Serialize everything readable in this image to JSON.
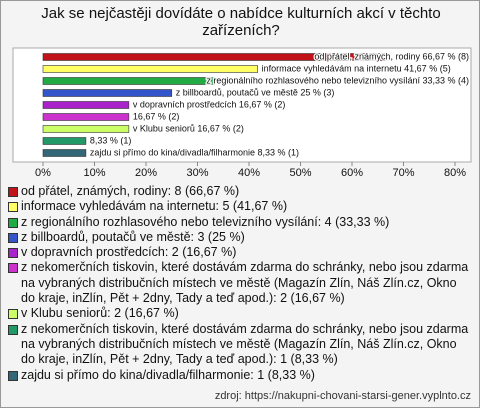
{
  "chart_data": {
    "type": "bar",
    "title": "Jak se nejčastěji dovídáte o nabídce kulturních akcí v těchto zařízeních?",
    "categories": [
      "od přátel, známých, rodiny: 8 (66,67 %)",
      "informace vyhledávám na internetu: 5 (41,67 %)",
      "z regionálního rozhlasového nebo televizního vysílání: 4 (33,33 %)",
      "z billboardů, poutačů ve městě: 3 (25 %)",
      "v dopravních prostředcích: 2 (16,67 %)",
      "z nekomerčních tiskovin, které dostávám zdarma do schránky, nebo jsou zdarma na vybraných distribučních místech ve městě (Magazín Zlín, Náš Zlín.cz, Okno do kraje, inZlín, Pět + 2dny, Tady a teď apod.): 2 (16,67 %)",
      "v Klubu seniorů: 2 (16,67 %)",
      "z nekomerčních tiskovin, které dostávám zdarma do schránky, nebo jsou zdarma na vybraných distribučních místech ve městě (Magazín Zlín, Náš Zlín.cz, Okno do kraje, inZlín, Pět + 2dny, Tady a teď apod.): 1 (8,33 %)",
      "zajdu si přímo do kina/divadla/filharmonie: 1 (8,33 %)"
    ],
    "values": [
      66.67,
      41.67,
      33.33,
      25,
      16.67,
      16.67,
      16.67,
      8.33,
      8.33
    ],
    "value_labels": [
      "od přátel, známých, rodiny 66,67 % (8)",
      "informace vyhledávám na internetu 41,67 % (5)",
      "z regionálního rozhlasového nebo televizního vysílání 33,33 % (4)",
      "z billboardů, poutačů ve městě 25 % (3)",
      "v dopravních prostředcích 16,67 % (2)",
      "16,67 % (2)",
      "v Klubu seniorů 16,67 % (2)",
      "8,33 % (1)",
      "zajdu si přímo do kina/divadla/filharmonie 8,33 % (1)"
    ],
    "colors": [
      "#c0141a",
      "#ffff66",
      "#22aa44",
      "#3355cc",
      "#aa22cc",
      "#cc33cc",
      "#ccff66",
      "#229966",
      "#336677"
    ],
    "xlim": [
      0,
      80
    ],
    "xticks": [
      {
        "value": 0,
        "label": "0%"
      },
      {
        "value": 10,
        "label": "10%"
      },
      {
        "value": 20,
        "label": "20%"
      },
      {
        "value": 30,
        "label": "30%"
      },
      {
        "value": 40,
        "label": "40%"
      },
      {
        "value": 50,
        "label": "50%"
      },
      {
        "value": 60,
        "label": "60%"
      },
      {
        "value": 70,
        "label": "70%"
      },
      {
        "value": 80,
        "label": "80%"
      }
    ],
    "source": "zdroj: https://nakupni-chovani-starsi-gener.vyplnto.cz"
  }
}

*STATED EXERCISE*: Scan the listing above for the word "nebo" and show each line where it is found.

*SOLUTION TO THIS TASK*:
      "z regionálního rozhlasového nebo televizního vysílání: 4 (33,33 %)",
      "z nekomerčních tiskovin, které dostávám zdarma do schránky, nebo jsou zdarma na vybraných distribučních místech ve městě (Magazín Zlín, Náš Zlín.cz, Okno do kraje, inZlín, Pět + 2dny, Tady a teď apod.): 2 (16,67 %)",
      "z nekomerčních tiskovin, které dostávám zdarma do schránky, nebo jsou zdarma na vybraných distribučních místech ve městě (Magazín Zlín, Náš Zlín.cz, Okno do kraje, inZlín, Pět + 2dny, Tady a teď apod.): 1 (8,33 %)",
      "z regionálního rozhlasového nebo televizního vysílání 33,33 % (4)",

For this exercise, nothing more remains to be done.